» Problem description: Return, from the listing below, every line that includes "into".

» Supplied data:
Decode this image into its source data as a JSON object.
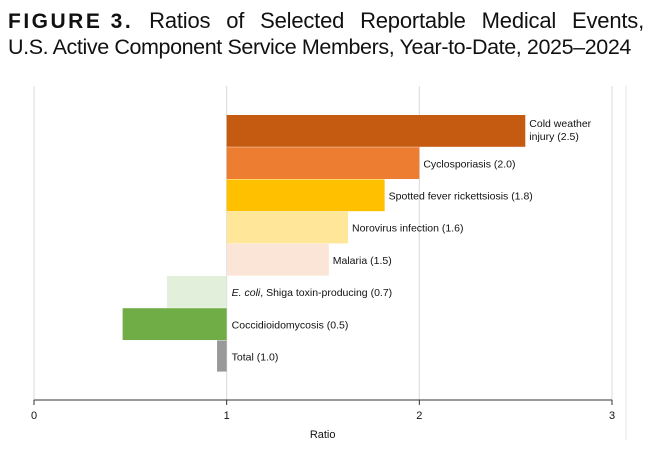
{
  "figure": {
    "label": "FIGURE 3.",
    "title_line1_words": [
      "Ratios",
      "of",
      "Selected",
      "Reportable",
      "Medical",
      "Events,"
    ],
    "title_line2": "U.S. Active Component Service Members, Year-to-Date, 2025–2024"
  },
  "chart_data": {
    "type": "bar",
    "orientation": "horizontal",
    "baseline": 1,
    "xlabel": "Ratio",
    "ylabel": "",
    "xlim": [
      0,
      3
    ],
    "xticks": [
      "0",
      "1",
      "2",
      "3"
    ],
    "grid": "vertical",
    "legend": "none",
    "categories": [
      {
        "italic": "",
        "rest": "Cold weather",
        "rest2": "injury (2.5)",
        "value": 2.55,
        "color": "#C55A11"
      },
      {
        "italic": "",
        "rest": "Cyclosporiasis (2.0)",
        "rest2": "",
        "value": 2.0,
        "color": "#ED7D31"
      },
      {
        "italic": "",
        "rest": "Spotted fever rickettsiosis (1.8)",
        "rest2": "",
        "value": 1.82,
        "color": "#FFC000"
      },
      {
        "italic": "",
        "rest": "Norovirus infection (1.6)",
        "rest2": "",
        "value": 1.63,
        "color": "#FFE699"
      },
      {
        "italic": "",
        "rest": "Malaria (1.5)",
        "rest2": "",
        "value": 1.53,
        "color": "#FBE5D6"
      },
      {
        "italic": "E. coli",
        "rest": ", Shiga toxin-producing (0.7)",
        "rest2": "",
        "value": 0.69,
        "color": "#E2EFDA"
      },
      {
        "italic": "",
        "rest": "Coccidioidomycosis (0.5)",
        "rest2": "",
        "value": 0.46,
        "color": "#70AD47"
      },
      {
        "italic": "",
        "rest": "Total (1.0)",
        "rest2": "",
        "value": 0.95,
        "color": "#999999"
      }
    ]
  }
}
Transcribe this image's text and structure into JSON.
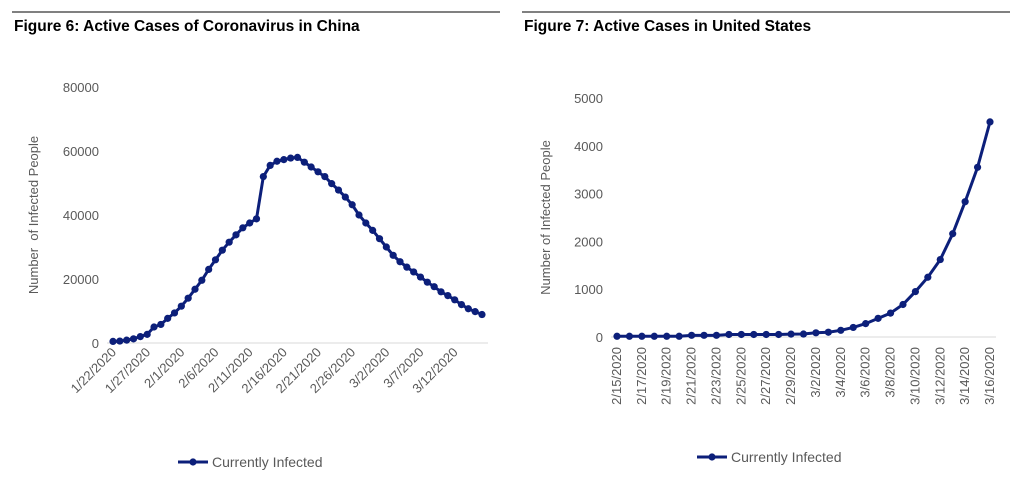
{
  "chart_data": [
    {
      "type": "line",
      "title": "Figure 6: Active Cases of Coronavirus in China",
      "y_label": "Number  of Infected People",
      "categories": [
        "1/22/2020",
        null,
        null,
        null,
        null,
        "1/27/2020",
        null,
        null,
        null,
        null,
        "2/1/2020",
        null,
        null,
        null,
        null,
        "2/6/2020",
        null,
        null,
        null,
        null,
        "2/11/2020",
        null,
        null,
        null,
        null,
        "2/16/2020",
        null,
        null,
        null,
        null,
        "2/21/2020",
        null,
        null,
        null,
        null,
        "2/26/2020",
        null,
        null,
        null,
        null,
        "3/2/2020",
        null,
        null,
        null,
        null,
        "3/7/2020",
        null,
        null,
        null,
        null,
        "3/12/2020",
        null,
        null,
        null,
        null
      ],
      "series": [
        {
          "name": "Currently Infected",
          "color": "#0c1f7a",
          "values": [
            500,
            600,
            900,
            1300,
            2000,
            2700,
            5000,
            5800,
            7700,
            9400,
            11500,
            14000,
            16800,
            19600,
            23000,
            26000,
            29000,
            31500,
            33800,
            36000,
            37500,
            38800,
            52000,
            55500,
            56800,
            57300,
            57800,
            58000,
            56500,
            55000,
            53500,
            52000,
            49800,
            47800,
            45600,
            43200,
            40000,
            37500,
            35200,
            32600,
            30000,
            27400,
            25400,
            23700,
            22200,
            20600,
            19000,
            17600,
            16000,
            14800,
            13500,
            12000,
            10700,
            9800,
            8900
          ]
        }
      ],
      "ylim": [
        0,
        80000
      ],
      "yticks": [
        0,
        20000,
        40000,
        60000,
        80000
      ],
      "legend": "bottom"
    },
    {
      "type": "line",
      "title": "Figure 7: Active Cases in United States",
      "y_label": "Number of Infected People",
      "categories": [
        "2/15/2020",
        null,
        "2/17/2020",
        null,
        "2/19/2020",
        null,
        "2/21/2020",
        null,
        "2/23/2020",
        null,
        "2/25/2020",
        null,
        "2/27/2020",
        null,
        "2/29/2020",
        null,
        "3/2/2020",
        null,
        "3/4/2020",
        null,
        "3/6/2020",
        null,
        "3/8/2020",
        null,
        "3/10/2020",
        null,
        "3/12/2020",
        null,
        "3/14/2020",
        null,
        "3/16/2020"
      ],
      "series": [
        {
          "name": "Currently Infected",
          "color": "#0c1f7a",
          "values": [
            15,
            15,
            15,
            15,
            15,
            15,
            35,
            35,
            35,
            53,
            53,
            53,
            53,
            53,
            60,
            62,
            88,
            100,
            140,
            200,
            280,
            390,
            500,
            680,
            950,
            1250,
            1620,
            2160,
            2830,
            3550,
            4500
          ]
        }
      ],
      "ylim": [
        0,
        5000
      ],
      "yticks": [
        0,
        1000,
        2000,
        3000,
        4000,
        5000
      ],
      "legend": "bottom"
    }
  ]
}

» Solution:
Decode this image into its source data as a JSON object.
Transcribe this image's text and structure into JSON.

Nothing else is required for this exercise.